- **What you need to do**:
Filter the entries below, keeping only lines with the word "text".

##### Given records #####

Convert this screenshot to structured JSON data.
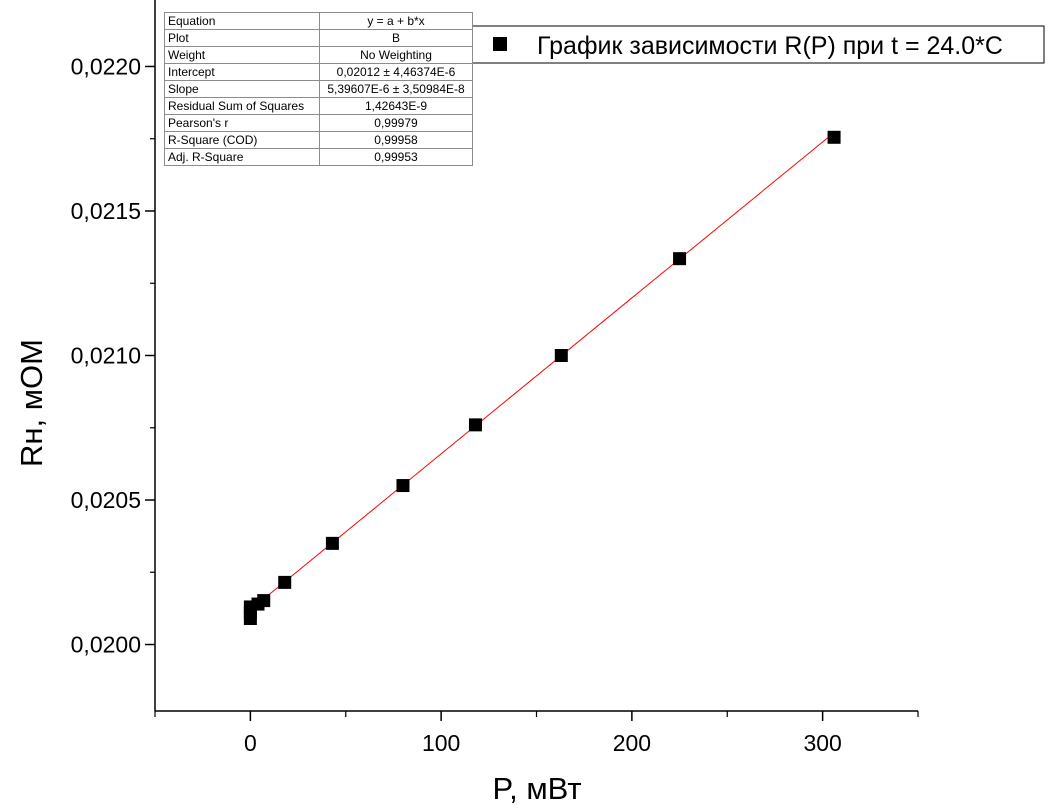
{
  "chart_data": {
    "type": "scatter",
    "xlabel": "P, мВт",
    "ylabel": "Rн, мОМ",
    "xlim": [
      -50,
      350
    ],
    "ylim": [
      0.01977,
      0.02223
    ],
    "x_ticks": [
      {
        "value": 0,
        "label": "0"
      },
      {
        "value": 100,
        "label": "100"
      },
      {
        "value": 200,
        "label": "200"
      },
      {
        "value": 300,
        "label": "300"
      }
    ],
    "y_ticks": [
      {
        "value": 0.02,
        "label": "0,0200"
      },
      {
        "value": 0.0205,
        "label": "0,0205"
      },
      {
        "value": 0.021,
        "label": "0,0210"
      },
      {
        "value": 0.0215,
        "label": "0,0215"
      },
      {
        "value": 0.022,
        "label": "0,0220"
      }
    ],
    "legend": {
      "position": "top-right"
    },
    "series": [
      {
        "name": "График зависимости R(P) при t = 24.0*C",
        "color": "#000000",
        "marker": "square",
        "points": [
          {
            "x": 0,
            "y": 0.02009
          },
          {
            "x": 0,
            "y": 0.02011
          },
          {
            "x": 0,
            "y": 0.02013
          },
          {
            "x": 4,
            "y": 0.02014
          },
          {
            "x": 7,
            "y": 0.020152
          },
          {
            "x": 18,
            "y": 0.020215
          },
          {
            "x": 43,
            "y": 0.02035
          },
          {
            "x": 80,
            "y": 0.02055
          },
          {
            "x": 118,
            "y": 0.02076
          },
          {
            "x": 163,
            "y": 0.021
          },
          {
            "x": 225,
            "y": 0.021335
          },
          {
            "x": 306,
            "y": 0.021755
          }
        ]
      }
    ],
    "fit": {
      "color": "#ff0000",
      "intercept": 0.02012,
      "slope": 5.39607e-06,
      "x_range": [
        0,
        306
      ]
    },
    "stats_table": [
      {
        "key": "Equation",
        "value": "y = a + b*x"
      },
      {
        "key": "Plot",
        "value": "B"
      },
      {
        "key": "Weight",
        "value": "No Weighting"
      },
      {
        "key": "Intercept",
        "value": "0,02012 ± 4,46374E-6"
      },
      {
        "key": "Slope",
        "value": "5,39607E-6 ± 3,50984E-8"
      },
      {
        "key": "Residual Sum of Squares",
        "value": "1,42643E-9"
      },
      {
        "key": "Pearson's r",
        "value": "0,99979"
      },
      {
        "key": "R-Square (COD)",
        "value": "0,99958"
      },
      {
        "key": "Adj. R-Square",
        "value": "0,99953"
      }
    ]
  }
}
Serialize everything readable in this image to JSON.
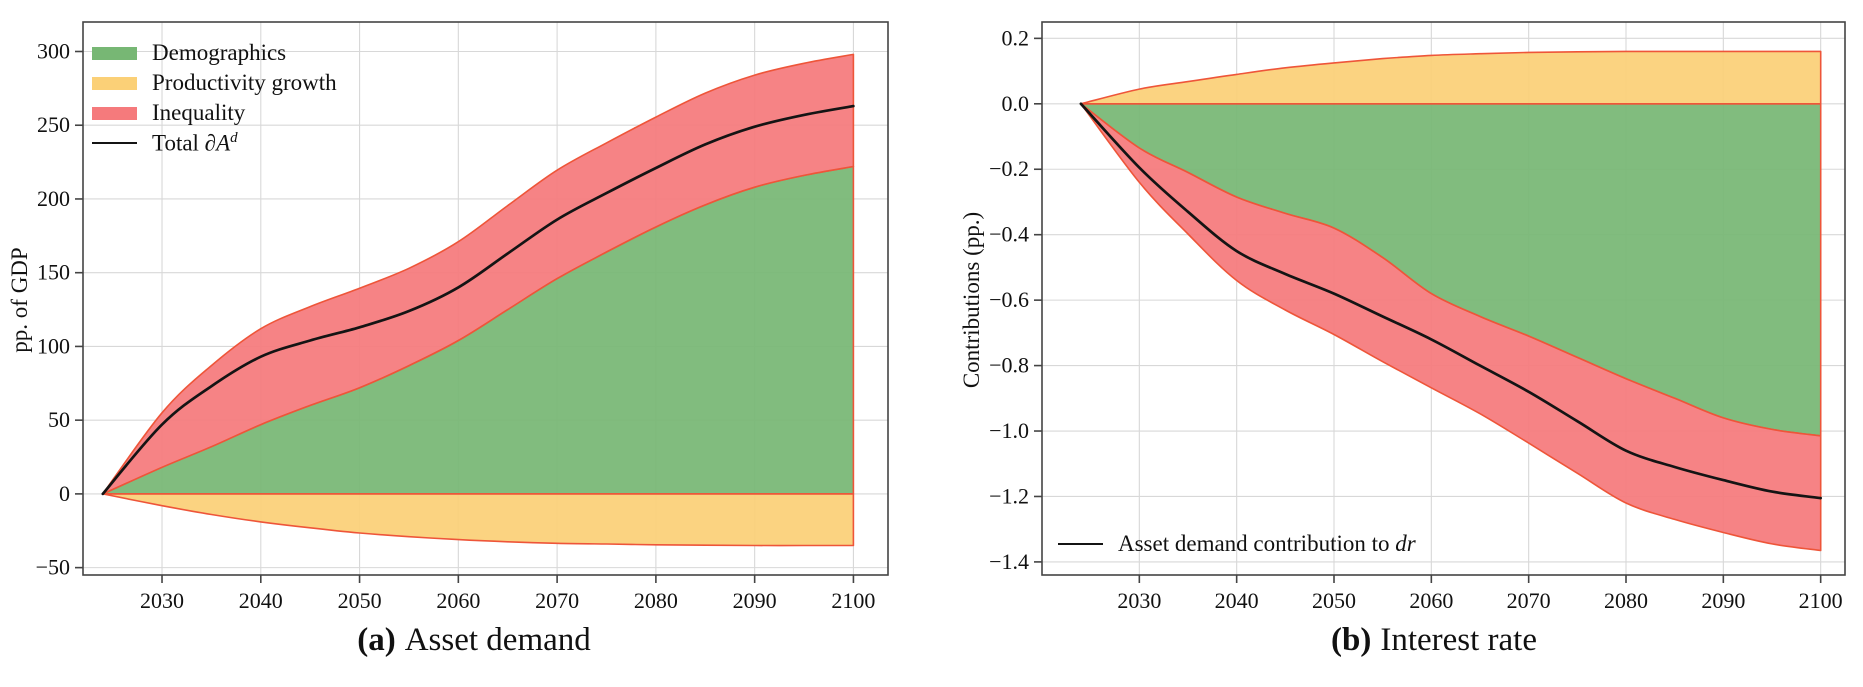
{
  "figure": {
    "captions": [
      {
        "tag": "(a)",
        "text": "Asset demand"
      },
      {
        "tag": "(b)",
        "text": "Interest rate"
      }
    ]
  },
  "colors": {
    "demographics": "#77b774",
    "productivity": "#fbd077",
    "inequality": "#f57a7c",
    "area_edge": "#ee5539",
    "total_line": "#141414",
    "grid": "#d8d8d8",
    "spine": "#444444",
    "text": "#111111"
  },
  "chart_data": [
    {
      "type": "area",
      "subplot": "a",
      "title": "Asset demand",
      "xlabel": "",
      "ylabel": "pp. of GDP",
      "grid": true,
      "legend_position": "upper-left",
      "xlim": [
        2022,
        2103.5
      ],
      "ylim": [
        -55,
        320
      ],
      "xticks": [
        2030,
        2040,
        2050,
        2060,
        2070,
        2080,
        2090,
        2100
      ],
      "yticks": [
        -50,
        0,
        50,
        100,
        150,
        200,
        250,
        300
      ],
      "ytick_labels": [
        "−50",
        "0",
        "50",
        "100",
        "150",
        "200",
        "250",
        "300"
      ],
      "x": [
        2024,
        2030,
        2035,
        2040,
        2045,
        2050,
        2055,
        2060,
        2065,
        2070,
        2075,
        2080,
        2085,
        2090,
        2095,
        2100
      ],
      "series": [
        {
          "name": "Demographics",
          "role": "area",
          "base": "zero",
          "color_key": "demographics",
          "values": [
            0,
            18,
            32,
            47,
            60,
            72,
            87,
            104,
            125,
            146,
            164,
            181,
            196,
            208,
            216,
            222
          ]
        },
        {
          "name": "Productivity growth",
          "role": "area",
          "base": "zero",
          "color_key": "productivity",
          "values": [
            0,
            -8,
            -14,
            -19,
            -23,
            -26.5,
            -29,
            -31,
            -32.5,
            -33.5,
            -34,
            -34.5,
            -34.8,
            -35,
            -35,
            -35
          ]
        },
        {
          "name": "Inequality",
          "role": "area",
          "base": "Demographics",
          "color_key": "inequality",
          "values": [
            0,
            37,
            55,
            65,
            67,
            67.5,
            66,
            67,
            70.5,
            73.5,
            74,
            74.5,
            75.8,
            76,
            76,
            76
          ]
        },
        {
          "name": "Total ∂A^d",
          "label_prefix": "Total ∂",
          "label_symbol": "A",
          "label_sup": "d",
          "role": "line",
          "color_key": "total_line",
          "values": [
            0,
            47,
            73,
            93,
            104,
            113,
            124,
            140,
            163,
            186,
            204,
            221,
            237,
            249,
            257,
            263
          ]
        }
      ]
    },
    {
      "type": "area",
      "subplot": "b",
      "title": "Interest rate",
      "xlabel": "",
      "ylabel": "Contributions (pp.)",
      "grid": true,
      "legend_position": "lower-left",
      "xlim": [
        2020,
        2102.5
      ],
      "ylim": [
        -1.44,
        0.25
      ],
      "xticks": [
        2030,
        2040,
        2050,
        2060,
        2070,
        2080,
        2090,
        2100
      ],
      "yticks": [
        0.2,
        0.0,
        -0.2,
        -0.4,
        -0.6,
        -0.8,
        -1.0,
        -1.2,
        -1.4
      ],
      "ytick_labels": [
        "0.2",
        "0.0",
        "−0.2",
        "−0.4",
        "−0.6",
        "−0.8",
        "−1.0",
        "−1.2",
        "−1.4"
      ],
      "x": [
        2024,
        2030,
        2035,
        2040,
        2045,
        2050,
        2055,
        2060,
        2065,
        2070,
        2075,
        2080,
        2085,
        2090,
        2095,
        2100
      ],
      "series": [
        {
          "name": "Demographics",
          "role": "area",
          "base": "zero",
          "color_key": "demographics",
          "values": [
            0,
            -0.135,
            -0.21,
            -0.285,
            -0.335,
            -0.38,
            -0.47,
            -0.58,
            -0.65,
            -0.71,
            -0.775,
            -0.84,
            -0.9,
            -0.96,
            -0.995,
            -1.015
          ]
        },
        {
          "name": "Productivity growth",
          "role": "area",
          "base": "zero",
          "color_key": "productivity",
          "values": [
            0,
            0.045,
            0.068,
            0.09,
            0.11,
            0.125,
            0.138,
            0.148,
            0.153,
            0.157,
            0.159,
            0.16,
            0.16,
            0.16,
            0.16,
            0.16
          ]
        },
        {
          "name": "Inequality",
          "role": "area",
          "base": "Demographics",
          "color_key": "inequality",
          "values": [
            0,
            -0.105,
            -0.188,
            -0.255,
            -0.295,
            -0.325,
            -0.318,
            -0.288,
            -0.297,
            -0.327,
            -0.354,
            -0.38,
            -0.37,
            -0.35,
            -0.35,
            -0.35
          ]
        },
        {
          "name": "Asset demand contribution to dr",
          "label_prefix": "Asset demand contribution to ",
          "label_italic": "dr",
          "role": "line",
          "color_key": "total_line",
          "values": [
            0,
            -0.195,
            -0.33,
            -0.45,
            -0.52,
            -0.58,
            -0.65,
            -0.72,
            -0.8,
            -0.88,
            -0.97,
            -1.06,
            -1.11,
            -1.15,
            -1.185,
            -1.205
          ]
        }
      ]
    }
  ]
}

#####

- **Full output**:
        "text": "Asset demand"
        "text": "Interest rate"
    "text": "#111111"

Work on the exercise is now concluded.